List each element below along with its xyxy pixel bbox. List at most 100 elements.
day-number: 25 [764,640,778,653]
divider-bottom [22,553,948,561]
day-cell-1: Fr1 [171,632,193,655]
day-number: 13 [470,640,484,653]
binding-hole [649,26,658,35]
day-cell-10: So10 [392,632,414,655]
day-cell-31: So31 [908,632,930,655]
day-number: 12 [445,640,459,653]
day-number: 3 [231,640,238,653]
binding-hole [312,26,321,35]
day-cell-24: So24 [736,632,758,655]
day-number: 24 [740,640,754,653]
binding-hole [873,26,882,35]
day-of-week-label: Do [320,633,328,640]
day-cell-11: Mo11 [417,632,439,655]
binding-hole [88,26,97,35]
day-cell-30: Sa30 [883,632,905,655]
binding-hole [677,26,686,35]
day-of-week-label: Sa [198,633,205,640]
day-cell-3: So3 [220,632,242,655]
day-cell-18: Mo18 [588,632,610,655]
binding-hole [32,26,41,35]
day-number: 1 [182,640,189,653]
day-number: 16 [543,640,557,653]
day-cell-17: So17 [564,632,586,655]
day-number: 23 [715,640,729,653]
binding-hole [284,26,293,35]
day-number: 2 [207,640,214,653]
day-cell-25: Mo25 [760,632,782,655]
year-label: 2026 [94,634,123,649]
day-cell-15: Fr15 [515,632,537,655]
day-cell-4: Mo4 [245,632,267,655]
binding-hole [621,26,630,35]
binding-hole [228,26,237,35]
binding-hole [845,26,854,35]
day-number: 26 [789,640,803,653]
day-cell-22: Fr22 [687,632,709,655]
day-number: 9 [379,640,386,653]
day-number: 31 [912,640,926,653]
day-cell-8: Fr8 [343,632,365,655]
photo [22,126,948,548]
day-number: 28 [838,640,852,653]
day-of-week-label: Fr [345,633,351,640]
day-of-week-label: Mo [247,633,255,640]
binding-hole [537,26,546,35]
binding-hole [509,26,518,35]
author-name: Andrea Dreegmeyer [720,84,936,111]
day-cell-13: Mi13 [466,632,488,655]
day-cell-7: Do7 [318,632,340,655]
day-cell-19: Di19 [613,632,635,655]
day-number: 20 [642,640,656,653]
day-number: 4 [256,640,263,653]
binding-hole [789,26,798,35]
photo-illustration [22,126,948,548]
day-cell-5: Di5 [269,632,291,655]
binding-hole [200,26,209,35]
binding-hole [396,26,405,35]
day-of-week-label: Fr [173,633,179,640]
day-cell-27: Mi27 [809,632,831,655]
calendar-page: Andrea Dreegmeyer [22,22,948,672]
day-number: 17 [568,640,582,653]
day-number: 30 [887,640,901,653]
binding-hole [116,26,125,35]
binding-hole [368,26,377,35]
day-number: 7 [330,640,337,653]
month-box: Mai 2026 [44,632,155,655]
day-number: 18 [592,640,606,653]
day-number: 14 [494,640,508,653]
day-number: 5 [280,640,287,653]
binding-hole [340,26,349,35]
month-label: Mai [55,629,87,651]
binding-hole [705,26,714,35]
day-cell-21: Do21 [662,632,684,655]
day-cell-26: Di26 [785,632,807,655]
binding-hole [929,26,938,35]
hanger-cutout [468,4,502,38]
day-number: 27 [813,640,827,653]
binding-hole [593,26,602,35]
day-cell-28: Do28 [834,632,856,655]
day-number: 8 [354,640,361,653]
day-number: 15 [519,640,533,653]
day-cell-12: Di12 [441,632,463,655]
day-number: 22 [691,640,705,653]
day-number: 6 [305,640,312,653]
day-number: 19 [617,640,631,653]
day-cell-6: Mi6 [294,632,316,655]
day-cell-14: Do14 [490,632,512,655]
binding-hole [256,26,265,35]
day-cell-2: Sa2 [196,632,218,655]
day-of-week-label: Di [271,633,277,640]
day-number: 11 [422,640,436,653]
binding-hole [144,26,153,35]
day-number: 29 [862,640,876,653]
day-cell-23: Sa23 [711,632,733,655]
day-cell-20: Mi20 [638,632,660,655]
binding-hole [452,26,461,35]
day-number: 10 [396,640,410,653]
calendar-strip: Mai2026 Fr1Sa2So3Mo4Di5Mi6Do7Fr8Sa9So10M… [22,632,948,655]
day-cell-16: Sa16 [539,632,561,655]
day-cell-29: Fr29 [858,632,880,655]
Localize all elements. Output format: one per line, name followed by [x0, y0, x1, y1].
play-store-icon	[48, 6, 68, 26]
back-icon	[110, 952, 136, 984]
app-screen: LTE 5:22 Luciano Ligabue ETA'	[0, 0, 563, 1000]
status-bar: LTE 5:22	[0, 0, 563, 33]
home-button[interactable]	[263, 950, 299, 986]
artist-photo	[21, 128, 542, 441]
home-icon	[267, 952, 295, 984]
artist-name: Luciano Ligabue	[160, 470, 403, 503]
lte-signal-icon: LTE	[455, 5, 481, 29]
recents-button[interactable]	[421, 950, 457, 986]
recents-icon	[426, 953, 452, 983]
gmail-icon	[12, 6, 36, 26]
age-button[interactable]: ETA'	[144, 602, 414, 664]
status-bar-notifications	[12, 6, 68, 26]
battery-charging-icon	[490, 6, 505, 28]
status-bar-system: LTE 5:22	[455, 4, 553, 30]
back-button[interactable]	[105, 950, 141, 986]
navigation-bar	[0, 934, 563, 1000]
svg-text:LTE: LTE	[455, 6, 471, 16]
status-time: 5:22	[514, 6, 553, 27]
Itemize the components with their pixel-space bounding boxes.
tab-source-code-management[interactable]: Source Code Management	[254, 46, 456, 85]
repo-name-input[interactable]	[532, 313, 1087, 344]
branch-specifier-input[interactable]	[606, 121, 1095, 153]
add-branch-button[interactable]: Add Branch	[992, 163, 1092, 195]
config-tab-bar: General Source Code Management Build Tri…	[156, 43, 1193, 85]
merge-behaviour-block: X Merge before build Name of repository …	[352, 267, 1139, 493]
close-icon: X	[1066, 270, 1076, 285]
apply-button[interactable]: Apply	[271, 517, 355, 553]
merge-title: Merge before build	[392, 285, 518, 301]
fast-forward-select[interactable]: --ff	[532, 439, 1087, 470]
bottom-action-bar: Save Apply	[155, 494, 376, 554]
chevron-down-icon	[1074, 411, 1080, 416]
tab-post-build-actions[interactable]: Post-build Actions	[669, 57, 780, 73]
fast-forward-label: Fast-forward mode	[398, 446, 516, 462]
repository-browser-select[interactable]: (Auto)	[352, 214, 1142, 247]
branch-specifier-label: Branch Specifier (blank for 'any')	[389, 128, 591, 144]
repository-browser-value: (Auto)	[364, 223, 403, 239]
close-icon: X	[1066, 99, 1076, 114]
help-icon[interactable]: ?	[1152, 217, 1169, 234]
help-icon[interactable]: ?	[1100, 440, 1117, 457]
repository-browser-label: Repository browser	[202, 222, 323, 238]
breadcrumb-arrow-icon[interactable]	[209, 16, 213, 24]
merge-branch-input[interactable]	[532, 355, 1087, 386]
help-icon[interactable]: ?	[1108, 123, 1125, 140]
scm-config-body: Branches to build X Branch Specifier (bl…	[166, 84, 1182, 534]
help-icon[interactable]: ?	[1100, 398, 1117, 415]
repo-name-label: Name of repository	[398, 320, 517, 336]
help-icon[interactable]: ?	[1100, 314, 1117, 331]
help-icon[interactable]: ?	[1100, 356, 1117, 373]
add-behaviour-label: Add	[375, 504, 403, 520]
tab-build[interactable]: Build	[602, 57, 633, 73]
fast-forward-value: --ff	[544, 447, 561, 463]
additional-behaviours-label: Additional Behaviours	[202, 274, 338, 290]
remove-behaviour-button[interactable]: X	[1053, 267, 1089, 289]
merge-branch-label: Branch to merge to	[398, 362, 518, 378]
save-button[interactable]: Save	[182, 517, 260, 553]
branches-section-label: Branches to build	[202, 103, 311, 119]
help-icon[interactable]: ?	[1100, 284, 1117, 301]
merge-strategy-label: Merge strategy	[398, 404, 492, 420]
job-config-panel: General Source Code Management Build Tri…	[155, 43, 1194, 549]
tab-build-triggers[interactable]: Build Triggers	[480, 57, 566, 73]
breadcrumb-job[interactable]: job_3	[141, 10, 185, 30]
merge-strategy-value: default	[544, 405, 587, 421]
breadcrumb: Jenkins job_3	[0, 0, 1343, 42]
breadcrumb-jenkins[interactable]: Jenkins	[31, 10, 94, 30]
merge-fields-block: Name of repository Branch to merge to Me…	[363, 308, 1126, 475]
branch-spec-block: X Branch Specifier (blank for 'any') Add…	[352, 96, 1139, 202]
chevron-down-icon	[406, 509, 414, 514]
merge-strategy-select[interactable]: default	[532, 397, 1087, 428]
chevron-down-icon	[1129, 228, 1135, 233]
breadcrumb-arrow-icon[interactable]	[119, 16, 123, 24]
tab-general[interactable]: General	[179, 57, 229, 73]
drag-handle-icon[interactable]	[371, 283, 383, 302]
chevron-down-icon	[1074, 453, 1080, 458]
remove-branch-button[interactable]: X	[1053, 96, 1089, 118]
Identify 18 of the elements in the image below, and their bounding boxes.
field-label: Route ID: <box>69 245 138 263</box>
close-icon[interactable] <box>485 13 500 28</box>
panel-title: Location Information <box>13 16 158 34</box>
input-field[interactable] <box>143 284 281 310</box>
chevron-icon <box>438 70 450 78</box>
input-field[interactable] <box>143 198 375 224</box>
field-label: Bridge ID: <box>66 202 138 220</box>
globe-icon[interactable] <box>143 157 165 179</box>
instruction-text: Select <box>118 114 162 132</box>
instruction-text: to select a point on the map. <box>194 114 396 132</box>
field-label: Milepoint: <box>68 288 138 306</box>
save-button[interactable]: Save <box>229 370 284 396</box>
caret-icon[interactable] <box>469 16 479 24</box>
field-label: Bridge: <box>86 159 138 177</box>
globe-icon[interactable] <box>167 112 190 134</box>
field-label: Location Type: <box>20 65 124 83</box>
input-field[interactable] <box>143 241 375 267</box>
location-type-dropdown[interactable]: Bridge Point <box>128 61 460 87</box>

★ ★ ★ ★ ★

» JOB
Can you update the listing from its start through the line containing "day-cell-30: Sa30 [883,632,905,655]", writing "punch-hole" wherever "binding-hole" appears and keeping everything else the same?

» SOLUTION TO THE PROBLEM
List each element below along with its xyxy pixel bbox. List at most 100 elements.
day-number: 25 [764,640,778,653]
divider-bottom [22,553,948,561]
day-cell-1: Fr1 [171,632,193,655]
day-number: 13 [470,640,484,653]
punch-hole [649,26,658,35]
day-cell-10: So10 [392,632,414,655]
day-cell-31: So31 [908,632,930,655]
day-number: 12 [445,640,459,653]
day-number: 3 [231,640,238,653]
punch-hole [312,26,321,35]
day-cell-24: So24 [736,632,758,655]
day-number: 24 [740,640,754,653]
punch-hole [873,26,882,35]
day-of-week-label: Do [320,633,328,640]
day-cell-11: Mo11 [417,632,439,655]
punch-hole [88,26,97,35]
day-cell-30: Sa30 [883,632,905,655]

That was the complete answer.